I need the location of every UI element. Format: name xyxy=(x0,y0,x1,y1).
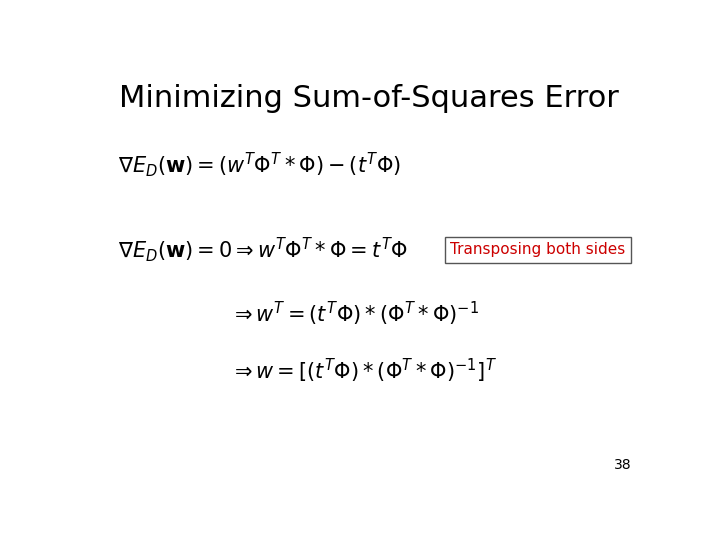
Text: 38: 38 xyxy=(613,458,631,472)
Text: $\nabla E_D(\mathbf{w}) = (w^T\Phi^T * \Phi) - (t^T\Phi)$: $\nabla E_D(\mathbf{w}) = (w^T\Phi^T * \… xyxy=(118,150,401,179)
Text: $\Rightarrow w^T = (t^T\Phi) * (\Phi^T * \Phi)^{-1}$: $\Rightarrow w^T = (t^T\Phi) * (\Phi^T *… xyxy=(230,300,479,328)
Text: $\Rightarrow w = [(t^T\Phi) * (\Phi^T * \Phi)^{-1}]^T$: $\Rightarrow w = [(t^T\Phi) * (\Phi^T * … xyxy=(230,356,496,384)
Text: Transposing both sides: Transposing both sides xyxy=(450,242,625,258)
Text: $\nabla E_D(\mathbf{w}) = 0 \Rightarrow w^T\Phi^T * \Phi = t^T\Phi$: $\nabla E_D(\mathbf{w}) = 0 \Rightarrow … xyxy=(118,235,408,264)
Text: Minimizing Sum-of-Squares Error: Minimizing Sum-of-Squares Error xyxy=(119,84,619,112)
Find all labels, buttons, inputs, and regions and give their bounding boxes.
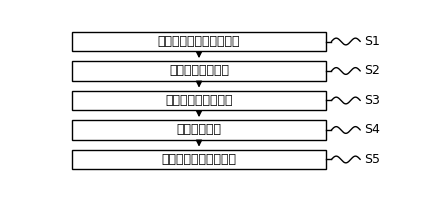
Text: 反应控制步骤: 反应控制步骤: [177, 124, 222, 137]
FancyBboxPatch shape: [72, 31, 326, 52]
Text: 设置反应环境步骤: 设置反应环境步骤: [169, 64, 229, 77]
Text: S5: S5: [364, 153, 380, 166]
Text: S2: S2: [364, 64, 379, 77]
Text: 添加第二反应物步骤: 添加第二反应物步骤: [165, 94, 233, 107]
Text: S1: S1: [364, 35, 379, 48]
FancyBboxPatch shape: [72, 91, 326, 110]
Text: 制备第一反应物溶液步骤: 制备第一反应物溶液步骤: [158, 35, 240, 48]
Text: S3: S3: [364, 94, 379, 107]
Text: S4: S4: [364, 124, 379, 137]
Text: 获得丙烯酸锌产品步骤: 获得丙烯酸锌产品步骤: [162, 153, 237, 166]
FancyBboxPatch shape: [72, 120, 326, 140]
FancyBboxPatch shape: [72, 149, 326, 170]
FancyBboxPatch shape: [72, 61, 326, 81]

**PROBLEM TO WORK ON**
Quote all of the entries above verbatim, leaving out the pictures.

**RESPONSE TO THIS TASK**
I need the location of every UI element. Format: name xyxy=(x0,y0,x1,y1).
Text: 38: 38 xyxy=(613,458,631,472)
Text: $\nabla E_D(\mathbf{w}) = (w^T\Phi^T * \Phi) - (t^T\Phi)$: $\nabla E_D(\mathbf{w}) = (w^T\Phi^T * \… xyxy=(118,150,401,179)
Text: $\Rightarrow w^T = (t^T\Phi) * (\Phi^T * \Phi)^{-1}$: $\Rightarrow w^T = (t^T\Phi) * (\Phi^T *… xyxy=(230,300,479,328)
Text: $\Rightarrow w = [(t^T\Phi) * (\Phi^T * \Phi)^{-1}]^T$: $\Rightarrow w = [(t^T\Phi) * (\Phi^T * … xyxy=(230,356,496,384)
Text: Transposing both sides: Transposing both sides xyxy=(450,242,625,258)
Text: $\nabla E_D(\mathbf{w}) = 0 \Rightarrow w^T\Phi^T * \Phi = t^T\Phi$: $\nabla E_D(\mathbf{w}) = 0 \Rightarrow … xyxy=(118,235,408,264)
Text: Minimizing Sum-of-Squares Error: Minimizing Sum-of-Squares Error xyxy=(119,84,619,112)
Find all labels, buttons, inputs, and regions and give their bounding boxes.
Text: 反应控制步骤: 反应控制步骤: [177, 124, 222, 137]
FancyBboxPatch shape: [72, 31, 326, 52]
Text: 设置反应环境步骤: 设置反应环境步骤: [169, 64, 229, 77]
Text: S5: S5: [364, 153, 380, 166]
Text: S2: S2: [364, 64, 379, 77]
Text: 添加第二反应物步骤: 添加第二反应物步骤: [165, 94, 233, 107]
Text: S1: S1: [364, 35, 379, 48]
FancyBboxPatch shape: [72, 91, 326, 110]
Text: 制备第一反应物溶液步骤: 制备第一反应物溶液步骤: [158, 35, 240, 48]
Text: S3: S3: [364, 94, 379, 107]
Text: S4: S4: [364, 124, 379, 137]
Text: 获得丙烯酸锌产品步骤: 获得丙烯酸锌产品步骤: [162, 153, 237, 166]
FancyBboxPatch shape: [72, 120, 326, 140]
FancyBboxPatch shape: [72, 149, 326, 170]
FancyBboxPatch shape: [72, 61, 326, 81]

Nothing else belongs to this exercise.